Report the number of lines containing "image", with no other words.

## Exercise material

:::

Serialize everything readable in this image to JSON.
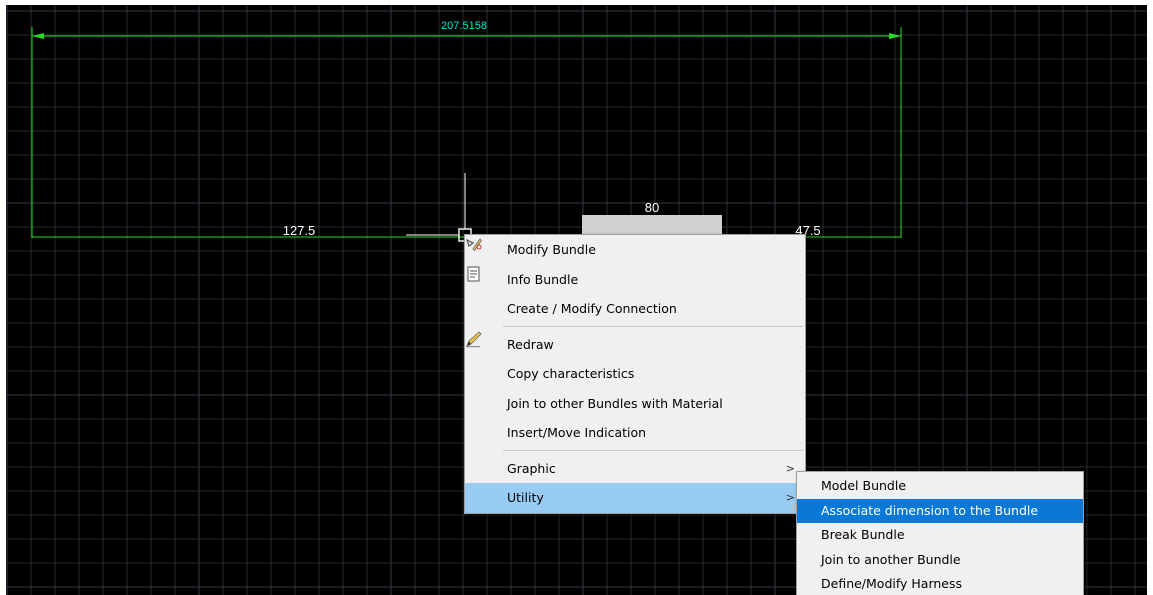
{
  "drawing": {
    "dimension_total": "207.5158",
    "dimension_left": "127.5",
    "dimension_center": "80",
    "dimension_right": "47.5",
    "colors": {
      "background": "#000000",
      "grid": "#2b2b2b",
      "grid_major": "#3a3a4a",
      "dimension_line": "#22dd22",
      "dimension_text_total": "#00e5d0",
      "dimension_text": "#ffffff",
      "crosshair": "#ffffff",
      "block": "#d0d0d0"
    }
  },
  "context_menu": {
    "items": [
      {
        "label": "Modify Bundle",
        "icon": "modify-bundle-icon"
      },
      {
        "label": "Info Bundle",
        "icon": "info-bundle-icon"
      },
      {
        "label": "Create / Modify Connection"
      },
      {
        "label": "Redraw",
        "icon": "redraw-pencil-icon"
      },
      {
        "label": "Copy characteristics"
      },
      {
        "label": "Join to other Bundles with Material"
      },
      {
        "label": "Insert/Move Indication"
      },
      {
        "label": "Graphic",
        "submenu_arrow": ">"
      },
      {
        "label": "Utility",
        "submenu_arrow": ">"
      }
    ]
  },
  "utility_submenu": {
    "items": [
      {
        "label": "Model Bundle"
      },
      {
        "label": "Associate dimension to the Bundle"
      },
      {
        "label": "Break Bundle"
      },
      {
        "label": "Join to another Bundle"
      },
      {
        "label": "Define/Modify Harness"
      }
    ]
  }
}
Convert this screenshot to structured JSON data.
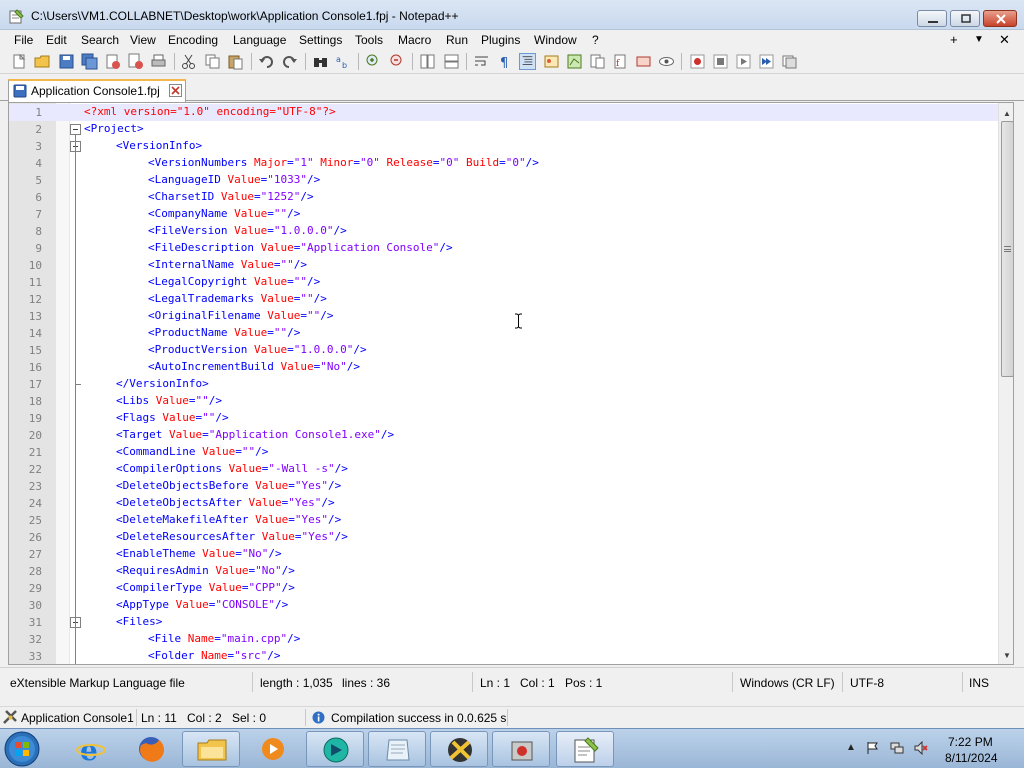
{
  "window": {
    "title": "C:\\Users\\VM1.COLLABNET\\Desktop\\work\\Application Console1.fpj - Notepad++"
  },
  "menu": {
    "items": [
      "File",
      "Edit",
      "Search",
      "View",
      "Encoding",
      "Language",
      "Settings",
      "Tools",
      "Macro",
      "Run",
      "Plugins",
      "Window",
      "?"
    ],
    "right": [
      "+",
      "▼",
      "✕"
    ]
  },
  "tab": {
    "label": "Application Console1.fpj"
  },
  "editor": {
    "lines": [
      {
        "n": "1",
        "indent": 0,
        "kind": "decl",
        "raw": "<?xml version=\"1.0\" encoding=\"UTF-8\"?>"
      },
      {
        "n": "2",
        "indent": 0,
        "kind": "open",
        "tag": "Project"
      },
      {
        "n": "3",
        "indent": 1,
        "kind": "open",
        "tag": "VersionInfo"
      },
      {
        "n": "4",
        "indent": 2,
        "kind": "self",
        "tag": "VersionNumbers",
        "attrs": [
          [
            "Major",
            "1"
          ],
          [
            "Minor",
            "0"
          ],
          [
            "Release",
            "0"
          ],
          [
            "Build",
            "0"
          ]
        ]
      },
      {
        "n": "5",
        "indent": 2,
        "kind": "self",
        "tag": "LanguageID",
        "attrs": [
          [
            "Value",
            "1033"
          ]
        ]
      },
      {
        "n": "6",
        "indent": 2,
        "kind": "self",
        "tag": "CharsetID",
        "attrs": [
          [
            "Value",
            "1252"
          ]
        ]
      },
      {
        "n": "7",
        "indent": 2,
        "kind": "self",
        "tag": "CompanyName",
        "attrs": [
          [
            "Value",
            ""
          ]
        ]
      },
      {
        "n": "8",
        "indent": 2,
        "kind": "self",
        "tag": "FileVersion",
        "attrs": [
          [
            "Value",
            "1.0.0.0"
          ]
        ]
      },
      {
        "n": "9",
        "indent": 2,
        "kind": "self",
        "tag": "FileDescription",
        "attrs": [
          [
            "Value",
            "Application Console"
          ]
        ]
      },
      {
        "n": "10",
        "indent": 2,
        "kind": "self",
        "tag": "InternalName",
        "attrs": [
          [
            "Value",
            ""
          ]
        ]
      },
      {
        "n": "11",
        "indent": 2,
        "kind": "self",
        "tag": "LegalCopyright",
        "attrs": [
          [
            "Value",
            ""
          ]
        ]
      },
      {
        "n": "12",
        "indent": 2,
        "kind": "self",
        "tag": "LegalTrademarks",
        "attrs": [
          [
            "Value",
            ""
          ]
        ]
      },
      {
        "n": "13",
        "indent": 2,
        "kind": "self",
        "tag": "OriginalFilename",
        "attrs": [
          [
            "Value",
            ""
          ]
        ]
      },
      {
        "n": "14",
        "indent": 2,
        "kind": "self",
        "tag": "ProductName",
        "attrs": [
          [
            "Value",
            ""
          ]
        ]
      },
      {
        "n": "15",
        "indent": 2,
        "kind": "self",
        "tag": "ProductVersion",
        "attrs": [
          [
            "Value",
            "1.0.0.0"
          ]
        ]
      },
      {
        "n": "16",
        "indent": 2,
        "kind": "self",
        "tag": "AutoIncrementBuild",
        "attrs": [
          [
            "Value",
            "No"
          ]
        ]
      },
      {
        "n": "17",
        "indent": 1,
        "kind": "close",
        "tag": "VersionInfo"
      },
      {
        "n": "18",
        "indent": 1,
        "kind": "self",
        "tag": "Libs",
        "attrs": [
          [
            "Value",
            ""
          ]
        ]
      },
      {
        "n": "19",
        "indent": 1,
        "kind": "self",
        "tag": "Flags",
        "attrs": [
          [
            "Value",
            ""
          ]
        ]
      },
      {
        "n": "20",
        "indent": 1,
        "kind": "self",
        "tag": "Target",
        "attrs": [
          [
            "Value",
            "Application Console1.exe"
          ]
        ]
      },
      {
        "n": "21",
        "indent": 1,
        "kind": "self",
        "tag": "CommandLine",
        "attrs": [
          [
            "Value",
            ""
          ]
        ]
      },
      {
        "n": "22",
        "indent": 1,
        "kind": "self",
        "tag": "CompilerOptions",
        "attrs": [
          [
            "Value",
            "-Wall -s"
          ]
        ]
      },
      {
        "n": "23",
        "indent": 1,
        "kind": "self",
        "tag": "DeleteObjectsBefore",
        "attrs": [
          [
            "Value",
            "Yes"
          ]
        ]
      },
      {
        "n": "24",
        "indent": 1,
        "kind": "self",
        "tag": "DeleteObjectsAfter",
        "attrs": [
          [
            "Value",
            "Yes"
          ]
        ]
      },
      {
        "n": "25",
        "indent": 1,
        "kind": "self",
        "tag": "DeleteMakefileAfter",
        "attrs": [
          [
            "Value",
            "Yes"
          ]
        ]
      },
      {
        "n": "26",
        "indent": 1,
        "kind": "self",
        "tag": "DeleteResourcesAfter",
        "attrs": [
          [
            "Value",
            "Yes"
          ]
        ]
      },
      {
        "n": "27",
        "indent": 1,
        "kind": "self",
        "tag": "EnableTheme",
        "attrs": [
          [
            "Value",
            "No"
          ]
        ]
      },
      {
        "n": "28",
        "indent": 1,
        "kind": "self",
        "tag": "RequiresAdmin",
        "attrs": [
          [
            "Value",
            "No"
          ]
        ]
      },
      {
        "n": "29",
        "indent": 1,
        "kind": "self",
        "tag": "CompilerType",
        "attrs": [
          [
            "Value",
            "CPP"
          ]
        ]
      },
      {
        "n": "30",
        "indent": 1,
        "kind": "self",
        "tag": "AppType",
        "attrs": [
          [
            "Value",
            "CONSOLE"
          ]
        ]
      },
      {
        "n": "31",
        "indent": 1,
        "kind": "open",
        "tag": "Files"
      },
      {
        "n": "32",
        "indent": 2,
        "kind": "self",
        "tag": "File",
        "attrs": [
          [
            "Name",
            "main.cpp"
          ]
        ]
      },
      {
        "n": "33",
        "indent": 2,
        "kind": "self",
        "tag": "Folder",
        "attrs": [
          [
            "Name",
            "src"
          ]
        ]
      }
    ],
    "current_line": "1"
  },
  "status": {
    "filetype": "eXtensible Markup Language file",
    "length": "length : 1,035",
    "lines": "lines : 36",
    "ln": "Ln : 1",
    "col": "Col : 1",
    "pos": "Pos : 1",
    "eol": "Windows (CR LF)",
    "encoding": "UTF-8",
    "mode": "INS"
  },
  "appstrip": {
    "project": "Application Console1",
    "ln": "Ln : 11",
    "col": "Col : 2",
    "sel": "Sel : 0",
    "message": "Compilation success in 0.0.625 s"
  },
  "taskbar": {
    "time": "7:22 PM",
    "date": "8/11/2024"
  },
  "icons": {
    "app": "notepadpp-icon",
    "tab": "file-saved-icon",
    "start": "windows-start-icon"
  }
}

:::

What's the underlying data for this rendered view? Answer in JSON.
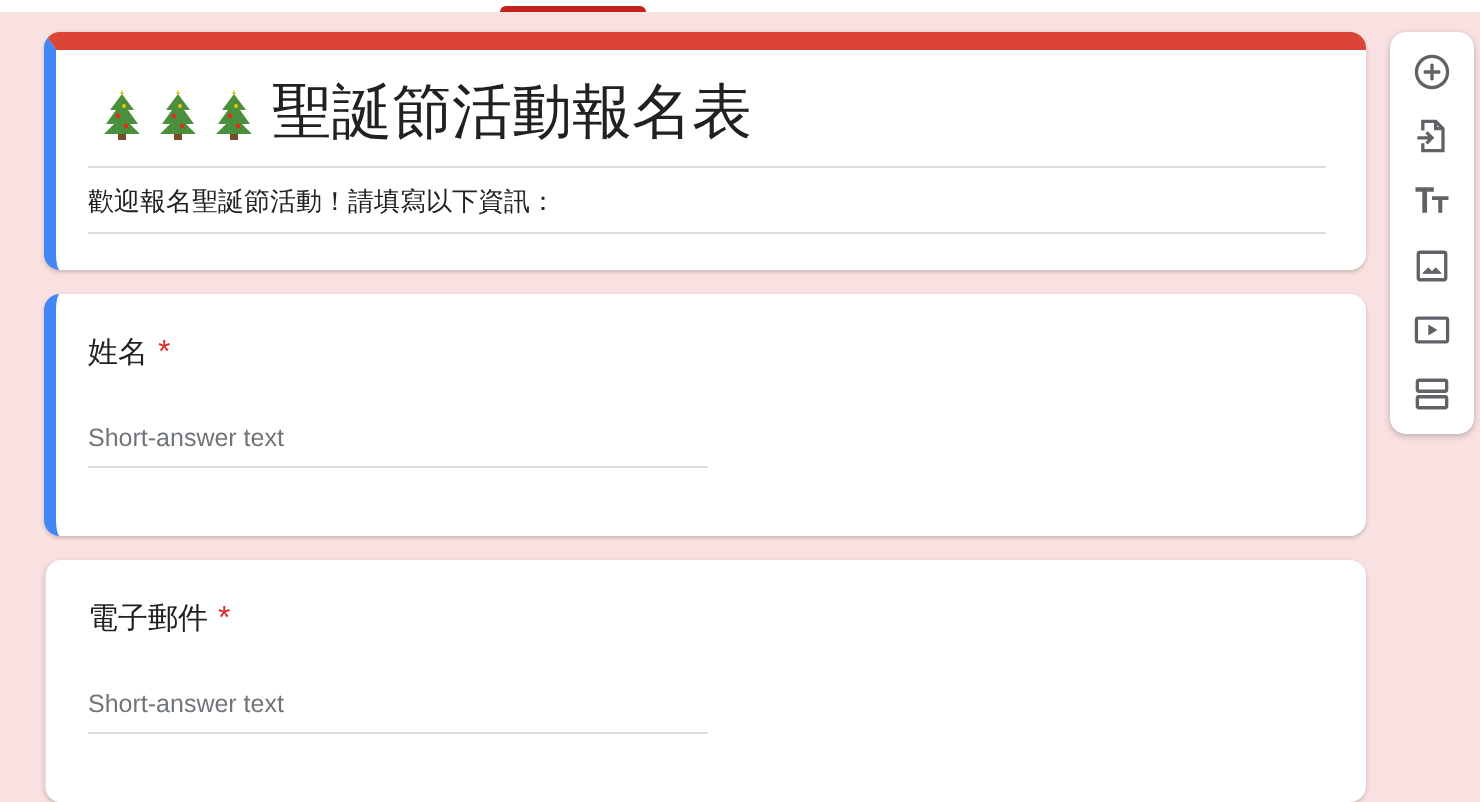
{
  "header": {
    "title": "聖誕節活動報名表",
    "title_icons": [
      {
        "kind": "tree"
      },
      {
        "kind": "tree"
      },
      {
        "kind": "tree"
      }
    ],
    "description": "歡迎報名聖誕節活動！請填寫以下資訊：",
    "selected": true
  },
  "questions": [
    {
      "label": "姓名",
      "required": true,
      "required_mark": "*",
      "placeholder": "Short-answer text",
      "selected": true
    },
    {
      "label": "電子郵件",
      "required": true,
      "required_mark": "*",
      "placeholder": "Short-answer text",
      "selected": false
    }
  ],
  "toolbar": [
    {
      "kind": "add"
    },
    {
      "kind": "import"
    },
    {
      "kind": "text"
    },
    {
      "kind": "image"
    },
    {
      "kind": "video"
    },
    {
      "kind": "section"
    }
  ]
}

:::

## Final result
2